Given request:
Copy the data that follows exactly. Include no pictures.

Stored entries
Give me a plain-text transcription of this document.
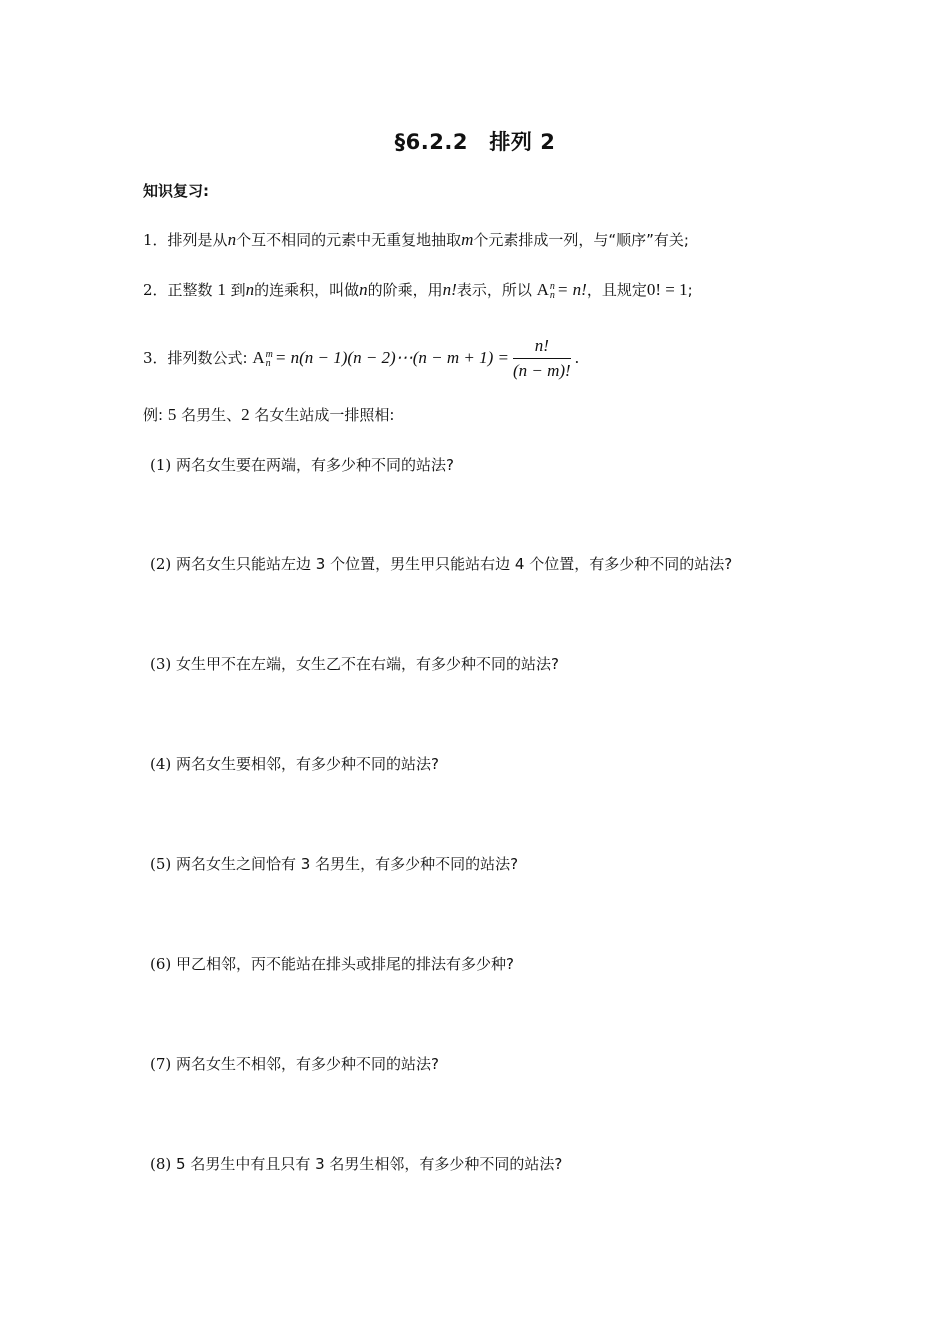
§6.2.2　排列 2
知识复习:
1．排列是从n个互不相同的元素中无重复地抽取m个元素排成一列，与“顺序”有关;
2．正整数 1 到n的连乘积，叫做n的阶乘，用n!表示，所以 A n
n = n!，且规定0! = 1;
3．排列数公式: A m
n = n(n − 1)(n − 2)⋯(n − $m + 1) = \frac{n!}{(n - m)!}$ .
例: 5 名男生、2 名女生站成一排照相:
(1) 两名女生要在两端，有多少种不同的站法?
(2) 两名女生只能站左边 3 个位置，男生甲只能站右边 4 个位置，有多少种不同的站法?
(3) 女生甲不在左端，女生乙不在右端，有多少种不同的站法?
(4) 两名女生要相邻，有多少种不同的站法?
(5) 两名女生之间恰有 3 名男生，有多少种不同的站法?
(6) 甲乙相邻，丙不能站在排头或排尾的排法有多少种?
(7) 两名女生不相邻，有多少种不同的站法?
(8) 5 名男生中有且只有 3 名男生相邻，有多少种不同的站法?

Complete answer:
Give me a plain-text transcription of this document.
§6.2.2　排列 2
知识复习:
1．排列是从n个互不相同的元素中无重复地抽取m个元素排成一列，与“顺序”有关;
2．正整数 1 到n的连乘积，叫做n的阶乘，用n!表示，所以 A n
n = n!，且规定0! = 1;
3．排列数公式: A m
n = n(n − 1)(n − 2)⋯(n − $m + 1) = \frac{n!}{(n - m)!}$ .
例: 5 名男生、2 名女生站成一排照相:
(1) 两名女生要在两端，有多少种不同的站法?
(2) 两名女生只能站左边 3 个位置，男生甲只能站右边 4 个位置，有多少种不同的站法?
(3) 女生甲不在左端，女生乙不在右端，有多少种不同的站法?
(4) 两名女生要相邻，有多少种不同的站法?
(5) 两名女生之间恰有 3 名男生，有多少种不同的站法?
(6) 甲乙相邻，丙不能站在排头或排尾的排法有多少种?
(7) 两名女生不相邻，有多少种不同的站法?
(8) 5 名男生中有且只有 3 名男生相邻，有多少种不同的站法?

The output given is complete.